··· Dataset rows

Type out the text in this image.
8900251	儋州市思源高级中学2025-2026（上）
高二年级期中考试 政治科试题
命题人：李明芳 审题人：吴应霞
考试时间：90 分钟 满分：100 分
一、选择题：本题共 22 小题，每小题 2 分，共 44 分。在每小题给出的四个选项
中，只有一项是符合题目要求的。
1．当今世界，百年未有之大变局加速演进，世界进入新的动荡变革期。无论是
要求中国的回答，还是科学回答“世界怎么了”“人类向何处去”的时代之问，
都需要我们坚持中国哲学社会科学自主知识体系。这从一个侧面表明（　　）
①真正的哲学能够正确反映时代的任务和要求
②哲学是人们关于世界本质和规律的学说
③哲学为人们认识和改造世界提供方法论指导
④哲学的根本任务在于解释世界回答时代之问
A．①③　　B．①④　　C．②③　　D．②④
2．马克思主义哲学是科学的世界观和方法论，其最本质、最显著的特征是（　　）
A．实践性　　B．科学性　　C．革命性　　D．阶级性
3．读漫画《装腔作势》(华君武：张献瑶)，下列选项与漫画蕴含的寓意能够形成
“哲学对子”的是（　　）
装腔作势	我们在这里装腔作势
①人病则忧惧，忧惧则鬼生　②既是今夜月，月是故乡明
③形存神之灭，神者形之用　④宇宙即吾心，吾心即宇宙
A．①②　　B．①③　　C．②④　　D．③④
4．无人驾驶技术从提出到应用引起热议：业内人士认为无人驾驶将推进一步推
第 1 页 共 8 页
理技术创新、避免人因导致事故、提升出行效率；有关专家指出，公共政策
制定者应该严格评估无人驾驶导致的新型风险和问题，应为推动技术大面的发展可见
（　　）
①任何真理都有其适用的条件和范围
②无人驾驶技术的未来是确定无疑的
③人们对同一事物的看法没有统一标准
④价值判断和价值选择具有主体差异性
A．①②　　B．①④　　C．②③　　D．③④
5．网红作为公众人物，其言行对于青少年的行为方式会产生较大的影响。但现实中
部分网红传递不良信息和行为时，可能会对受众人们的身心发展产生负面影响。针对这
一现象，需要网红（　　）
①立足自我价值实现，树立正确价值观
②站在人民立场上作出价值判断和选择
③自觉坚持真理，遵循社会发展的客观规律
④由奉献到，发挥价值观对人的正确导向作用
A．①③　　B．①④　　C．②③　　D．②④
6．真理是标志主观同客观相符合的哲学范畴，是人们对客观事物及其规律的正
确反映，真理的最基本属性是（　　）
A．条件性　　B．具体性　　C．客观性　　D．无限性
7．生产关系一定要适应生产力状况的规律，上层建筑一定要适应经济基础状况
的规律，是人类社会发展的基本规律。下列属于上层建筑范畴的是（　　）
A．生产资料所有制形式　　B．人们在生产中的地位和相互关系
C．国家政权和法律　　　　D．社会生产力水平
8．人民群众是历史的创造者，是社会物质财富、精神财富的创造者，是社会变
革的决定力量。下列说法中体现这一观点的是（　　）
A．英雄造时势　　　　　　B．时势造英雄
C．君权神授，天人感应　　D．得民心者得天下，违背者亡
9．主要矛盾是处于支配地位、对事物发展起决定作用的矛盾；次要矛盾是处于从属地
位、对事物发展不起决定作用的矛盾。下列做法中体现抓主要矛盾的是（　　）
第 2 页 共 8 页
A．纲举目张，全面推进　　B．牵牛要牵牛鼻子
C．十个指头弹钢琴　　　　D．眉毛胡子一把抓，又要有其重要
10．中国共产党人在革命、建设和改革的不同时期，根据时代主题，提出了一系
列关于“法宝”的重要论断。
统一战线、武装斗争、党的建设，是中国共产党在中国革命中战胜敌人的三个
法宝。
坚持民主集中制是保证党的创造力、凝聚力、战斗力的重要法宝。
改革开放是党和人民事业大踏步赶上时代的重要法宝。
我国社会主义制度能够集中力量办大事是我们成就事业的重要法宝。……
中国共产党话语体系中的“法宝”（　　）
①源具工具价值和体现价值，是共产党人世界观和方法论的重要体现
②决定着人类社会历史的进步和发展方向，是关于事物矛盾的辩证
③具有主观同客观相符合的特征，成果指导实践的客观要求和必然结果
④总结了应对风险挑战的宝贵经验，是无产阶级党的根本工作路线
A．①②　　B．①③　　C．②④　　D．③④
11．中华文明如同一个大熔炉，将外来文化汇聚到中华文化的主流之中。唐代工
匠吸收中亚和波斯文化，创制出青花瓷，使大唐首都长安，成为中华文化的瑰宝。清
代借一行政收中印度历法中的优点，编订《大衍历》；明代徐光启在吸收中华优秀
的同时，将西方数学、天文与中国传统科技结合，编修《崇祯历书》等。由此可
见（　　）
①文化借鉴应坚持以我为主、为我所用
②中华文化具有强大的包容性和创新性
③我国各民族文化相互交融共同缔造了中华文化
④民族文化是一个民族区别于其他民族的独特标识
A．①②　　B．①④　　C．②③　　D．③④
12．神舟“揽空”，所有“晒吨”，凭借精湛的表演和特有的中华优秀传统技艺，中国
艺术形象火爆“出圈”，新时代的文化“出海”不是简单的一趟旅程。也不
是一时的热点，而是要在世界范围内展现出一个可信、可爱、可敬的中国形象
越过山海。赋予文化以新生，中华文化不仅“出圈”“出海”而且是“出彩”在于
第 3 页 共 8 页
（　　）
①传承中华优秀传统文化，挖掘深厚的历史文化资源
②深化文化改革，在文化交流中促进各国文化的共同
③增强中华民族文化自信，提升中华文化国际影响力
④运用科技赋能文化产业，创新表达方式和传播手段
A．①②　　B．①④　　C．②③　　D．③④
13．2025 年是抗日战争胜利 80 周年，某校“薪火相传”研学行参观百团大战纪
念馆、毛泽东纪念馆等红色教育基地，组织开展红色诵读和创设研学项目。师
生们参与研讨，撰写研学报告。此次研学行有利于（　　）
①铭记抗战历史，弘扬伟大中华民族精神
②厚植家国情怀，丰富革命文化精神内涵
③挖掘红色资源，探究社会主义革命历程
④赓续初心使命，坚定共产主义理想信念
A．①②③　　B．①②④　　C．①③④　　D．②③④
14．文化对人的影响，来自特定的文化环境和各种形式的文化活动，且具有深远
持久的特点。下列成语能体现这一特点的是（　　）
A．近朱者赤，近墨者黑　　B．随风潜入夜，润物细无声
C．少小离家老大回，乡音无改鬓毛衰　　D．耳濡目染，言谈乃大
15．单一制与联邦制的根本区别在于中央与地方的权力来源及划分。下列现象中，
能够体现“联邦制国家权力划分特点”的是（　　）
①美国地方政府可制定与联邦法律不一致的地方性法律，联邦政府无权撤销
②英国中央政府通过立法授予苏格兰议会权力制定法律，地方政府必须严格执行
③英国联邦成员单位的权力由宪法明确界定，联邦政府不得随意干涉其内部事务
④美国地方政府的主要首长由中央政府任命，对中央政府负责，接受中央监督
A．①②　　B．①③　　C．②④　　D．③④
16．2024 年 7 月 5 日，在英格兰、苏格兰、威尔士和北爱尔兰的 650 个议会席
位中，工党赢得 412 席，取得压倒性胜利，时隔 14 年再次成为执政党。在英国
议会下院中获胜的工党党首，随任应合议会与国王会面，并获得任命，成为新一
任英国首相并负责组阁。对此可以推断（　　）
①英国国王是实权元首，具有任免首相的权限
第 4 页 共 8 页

······

→ **What is required**
Each line holding "装腔作势" must be found and copied.

→ **Completed exercise**
3．读漫画《装腔作势》(华君武：张献瑶)，下列选项与漫画蕴含的寓意能够形成
装腔作势	我们在这里装腔作势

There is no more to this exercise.